### What you need to do
In the data below, find every line with the string "right" and pull it out.
----- Extracted records -----
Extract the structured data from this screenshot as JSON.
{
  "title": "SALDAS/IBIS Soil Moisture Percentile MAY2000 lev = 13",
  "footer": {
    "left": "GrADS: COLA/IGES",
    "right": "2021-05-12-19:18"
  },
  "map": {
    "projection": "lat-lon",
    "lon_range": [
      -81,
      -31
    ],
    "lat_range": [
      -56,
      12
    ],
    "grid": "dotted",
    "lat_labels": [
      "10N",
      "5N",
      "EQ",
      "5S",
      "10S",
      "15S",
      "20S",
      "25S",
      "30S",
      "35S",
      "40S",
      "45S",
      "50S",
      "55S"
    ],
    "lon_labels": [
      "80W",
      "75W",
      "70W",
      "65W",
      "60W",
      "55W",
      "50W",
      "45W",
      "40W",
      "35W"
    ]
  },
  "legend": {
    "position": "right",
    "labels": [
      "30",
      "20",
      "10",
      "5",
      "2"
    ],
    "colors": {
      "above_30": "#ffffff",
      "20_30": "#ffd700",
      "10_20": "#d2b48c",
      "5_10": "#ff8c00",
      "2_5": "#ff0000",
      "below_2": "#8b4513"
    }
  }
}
-----
----- Extracted records -----
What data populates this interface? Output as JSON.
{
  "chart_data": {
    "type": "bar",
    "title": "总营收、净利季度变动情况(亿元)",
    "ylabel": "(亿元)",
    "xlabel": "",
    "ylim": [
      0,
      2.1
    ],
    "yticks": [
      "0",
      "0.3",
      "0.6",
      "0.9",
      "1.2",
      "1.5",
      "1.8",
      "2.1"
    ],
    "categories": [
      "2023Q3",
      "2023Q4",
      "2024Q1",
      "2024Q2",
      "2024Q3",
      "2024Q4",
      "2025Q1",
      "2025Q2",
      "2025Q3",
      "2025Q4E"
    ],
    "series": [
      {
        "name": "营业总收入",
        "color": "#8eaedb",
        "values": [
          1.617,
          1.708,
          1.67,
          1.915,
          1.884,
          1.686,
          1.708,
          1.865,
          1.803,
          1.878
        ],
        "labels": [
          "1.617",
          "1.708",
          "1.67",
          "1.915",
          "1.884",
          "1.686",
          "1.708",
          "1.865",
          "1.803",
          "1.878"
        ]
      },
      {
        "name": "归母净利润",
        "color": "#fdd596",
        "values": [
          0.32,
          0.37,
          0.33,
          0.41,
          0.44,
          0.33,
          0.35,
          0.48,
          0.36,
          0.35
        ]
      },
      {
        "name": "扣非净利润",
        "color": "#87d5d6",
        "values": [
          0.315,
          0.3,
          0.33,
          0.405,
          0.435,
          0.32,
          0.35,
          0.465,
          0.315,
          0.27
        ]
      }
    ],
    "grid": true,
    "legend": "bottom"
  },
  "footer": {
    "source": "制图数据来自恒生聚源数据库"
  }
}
-----
### Full response
    "right": "2021-05-12-19:18"
    "position": "right",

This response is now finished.